To be done: Determine the number of lines that have the string "Jean" in them, and give only that number.

Dataset items:
-=-=-
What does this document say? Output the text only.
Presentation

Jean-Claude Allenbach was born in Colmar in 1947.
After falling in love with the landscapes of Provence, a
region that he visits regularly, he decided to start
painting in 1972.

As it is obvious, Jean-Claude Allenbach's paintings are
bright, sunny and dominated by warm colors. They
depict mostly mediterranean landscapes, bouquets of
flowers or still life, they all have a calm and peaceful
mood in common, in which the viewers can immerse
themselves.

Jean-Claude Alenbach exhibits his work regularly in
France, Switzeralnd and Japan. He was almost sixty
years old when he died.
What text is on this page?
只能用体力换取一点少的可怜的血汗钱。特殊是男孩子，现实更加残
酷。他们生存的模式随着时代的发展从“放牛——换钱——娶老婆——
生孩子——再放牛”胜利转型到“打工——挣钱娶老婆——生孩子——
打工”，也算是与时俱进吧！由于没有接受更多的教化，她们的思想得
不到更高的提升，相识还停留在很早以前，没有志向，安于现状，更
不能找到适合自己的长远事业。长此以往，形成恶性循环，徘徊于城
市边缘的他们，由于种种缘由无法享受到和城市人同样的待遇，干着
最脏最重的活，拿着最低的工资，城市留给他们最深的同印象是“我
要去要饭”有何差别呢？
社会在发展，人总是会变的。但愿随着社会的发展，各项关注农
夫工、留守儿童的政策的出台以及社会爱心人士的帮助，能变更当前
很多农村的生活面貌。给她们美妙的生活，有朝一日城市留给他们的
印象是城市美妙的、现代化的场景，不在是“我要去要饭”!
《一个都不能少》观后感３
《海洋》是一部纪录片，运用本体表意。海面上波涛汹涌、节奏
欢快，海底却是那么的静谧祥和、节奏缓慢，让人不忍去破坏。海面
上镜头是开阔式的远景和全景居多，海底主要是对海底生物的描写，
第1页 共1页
-=-=-
Task output: 3